- **DOCUMENT PASSAGE**
········
PRACTICAL METHODS TO MINIMIZE THE VARIABILITY IN ANTIMÜLLERIAN HORMONE RESULTS AND MAXIMIZE THE CLINICAL UTILITY
Although the challenges facing the clinician applying laboratory results from ovarian testing such as AMH can seem daunting, by following a few practical steps in a checklist format, a clinician can overcome these challenges (Table 1). First and foremost, do not ‘mix and match’ the AMH values from different laboratories, but identify a reliable, single source of AMH testing which calibrates its testing to the clinical outcomes of interest and commits to updating the clinician should any changes occur in the calibration of the results. Medical insurance companies can present a challenge by restricting the testing services to a laboratory with which a clinician has no familiarity, but a clinician now has numerous publications as outlined in this review to demonstrate the medical risks this restrictive practice poses. Second, avoid using a serum AMH measurement alone to assess ovarian reserve, but incorporate other markers such as AFC and early follicular phase serum FSH. Third, identify whether the patient has a medical condition, has taken medications (e.g. hormonal contraceptive or chemotherapy), or had ovarian surgeries (e.g. cyst or endometrioma removal) that affect the AMH levels. Fourth, counsel the patient prior to testing about the qualitative nature of the information and that a single test result may change substantially in a certain subset of individuals because of biological fluctuations. Fifth, consider retesting if AMH results are clinically inconsistent, or if, based upon the testing results, life-changing decisions are to be made.
········
- **PROMPT**
Answer these questions from the passage on antimüllerian hormone (AMH) testing:
(a) Which other markers does it say to use alongside a serum AMH measurement?
(b) Which two medications does it give as examples of ones that affect AMH levels?
(c) Under what two circumstances does it advise considering retesting?
The items have nothing to do with this.

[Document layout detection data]
········
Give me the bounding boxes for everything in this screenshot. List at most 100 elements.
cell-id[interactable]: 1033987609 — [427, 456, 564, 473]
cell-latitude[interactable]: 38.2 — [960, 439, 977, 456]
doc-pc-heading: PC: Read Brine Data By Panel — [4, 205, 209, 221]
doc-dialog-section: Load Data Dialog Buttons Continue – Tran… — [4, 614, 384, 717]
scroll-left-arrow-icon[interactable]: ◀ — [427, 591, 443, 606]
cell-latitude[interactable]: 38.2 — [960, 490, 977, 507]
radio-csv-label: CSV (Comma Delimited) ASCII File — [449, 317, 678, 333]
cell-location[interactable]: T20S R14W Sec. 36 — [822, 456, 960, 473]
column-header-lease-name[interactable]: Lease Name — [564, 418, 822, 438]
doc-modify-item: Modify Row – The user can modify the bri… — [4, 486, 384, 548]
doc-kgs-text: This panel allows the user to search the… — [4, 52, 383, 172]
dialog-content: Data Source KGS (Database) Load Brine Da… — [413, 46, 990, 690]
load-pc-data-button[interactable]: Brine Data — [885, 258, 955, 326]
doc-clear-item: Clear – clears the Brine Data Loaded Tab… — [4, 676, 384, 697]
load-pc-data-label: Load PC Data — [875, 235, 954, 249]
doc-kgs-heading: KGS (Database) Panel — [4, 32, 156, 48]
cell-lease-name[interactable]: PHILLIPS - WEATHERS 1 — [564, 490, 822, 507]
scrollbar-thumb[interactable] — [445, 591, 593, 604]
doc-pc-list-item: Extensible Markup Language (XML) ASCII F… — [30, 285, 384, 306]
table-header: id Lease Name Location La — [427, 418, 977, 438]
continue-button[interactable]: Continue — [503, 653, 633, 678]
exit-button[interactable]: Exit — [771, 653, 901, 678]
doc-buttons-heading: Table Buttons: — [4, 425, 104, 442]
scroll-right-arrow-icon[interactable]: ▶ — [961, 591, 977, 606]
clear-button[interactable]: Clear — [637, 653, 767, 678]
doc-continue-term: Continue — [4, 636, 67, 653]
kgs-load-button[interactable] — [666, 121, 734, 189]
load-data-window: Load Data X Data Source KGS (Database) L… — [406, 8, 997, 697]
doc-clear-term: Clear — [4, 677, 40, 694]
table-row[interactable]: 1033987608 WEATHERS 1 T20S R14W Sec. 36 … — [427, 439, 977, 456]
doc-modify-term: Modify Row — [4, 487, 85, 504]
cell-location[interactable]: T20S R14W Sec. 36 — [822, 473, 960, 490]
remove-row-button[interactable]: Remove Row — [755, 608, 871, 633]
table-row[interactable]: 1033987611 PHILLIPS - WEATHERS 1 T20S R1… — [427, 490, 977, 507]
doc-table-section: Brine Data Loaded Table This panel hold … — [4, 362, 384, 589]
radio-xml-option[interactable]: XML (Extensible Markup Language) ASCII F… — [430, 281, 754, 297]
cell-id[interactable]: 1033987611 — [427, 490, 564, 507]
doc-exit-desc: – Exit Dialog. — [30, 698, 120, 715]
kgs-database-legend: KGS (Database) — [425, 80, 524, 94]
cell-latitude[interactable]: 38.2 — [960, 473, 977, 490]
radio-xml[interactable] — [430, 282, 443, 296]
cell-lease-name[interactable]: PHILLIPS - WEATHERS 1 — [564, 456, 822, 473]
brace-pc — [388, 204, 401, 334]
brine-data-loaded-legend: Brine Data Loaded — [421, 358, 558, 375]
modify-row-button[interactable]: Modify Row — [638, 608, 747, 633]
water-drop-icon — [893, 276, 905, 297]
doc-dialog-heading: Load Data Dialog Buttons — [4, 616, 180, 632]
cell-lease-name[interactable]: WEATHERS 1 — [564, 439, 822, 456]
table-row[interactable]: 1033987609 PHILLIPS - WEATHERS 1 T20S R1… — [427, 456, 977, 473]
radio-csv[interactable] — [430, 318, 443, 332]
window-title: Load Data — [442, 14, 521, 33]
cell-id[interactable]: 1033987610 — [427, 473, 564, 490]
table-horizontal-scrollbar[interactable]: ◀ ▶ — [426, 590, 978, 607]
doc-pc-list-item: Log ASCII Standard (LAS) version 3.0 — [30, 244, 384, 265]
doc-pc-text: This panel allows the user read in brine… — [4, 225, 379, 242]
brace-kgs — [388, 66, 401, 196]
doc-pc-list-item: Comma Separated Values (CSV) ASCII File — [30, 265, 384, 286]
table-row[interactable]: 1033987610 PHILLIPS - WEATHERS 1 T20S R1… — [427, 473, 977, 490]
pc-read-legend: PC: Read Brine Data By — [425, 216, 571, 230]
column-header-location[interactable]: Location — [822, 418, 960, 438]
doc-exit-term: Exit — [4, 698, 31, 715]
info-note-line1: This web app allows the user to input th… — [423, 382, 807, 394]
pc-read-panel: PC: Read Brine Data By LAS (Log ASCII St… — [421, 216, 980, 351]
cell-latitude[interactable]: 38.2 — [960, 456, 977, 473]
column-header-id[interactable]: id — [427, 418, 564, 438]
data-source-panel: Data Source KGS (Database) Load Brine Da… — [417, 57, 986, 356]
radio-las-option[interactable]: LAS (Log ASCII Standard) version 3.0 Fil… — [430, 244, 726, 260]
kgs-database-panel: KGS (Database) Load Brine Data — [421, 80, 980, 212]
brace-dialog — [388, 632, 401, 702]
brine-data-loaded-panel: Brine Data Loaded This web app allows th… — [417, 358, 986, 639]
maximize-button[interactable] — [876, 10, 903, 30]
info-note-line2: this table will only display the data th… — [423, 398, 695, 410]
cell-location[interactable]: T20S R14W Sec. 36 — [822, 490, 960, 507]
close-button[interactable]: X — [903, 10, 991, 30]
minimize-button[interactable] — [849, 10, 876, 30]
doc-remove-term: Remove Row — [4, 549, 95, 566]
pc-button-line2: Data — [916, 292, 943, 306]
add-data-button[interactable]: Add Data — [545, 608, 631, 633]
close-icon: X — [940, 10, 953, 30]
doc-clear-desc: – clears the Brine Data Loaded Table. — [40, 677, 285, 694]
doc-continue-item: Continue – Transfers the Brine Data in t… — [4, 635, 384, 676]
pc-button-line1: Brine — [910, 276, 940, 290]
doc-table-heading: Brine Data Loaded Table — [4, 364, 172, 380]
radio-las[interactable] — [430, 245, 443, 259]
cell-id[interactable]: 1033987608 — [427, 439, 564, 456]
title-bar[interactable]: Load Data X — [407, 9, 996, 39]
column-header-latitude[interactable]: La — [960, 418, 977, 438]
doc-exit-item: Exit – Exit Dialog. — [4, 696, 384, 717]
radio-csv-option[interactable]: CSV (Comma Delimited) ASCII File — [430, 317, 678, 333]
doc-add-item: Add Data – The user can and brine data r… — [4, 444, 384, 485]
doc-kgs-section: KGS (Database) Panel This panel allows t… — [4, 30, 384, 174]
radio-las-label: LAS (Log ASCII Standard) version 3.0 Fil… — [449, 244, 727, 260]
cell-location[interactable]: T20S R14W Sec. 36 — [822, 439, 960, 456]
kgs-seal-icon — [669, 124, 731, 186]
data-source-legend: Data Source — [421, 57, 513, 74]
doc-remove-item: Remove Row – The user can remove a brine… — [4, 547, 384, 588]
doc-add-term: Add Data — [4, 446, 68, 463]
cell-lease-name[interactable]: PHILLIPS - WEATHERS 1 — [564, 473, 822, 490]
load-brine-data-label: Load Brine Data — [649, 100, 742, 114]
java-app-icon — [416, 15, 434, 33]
········
- **YOUR SOLUTION**
(a) AFC and early follicular phase serum FSH.
(b) Hormonal contraceptive and chemotherapy.
(c) When AMH results are clinically inconsistent, or when life-changing decisions are to be made based on the testing results.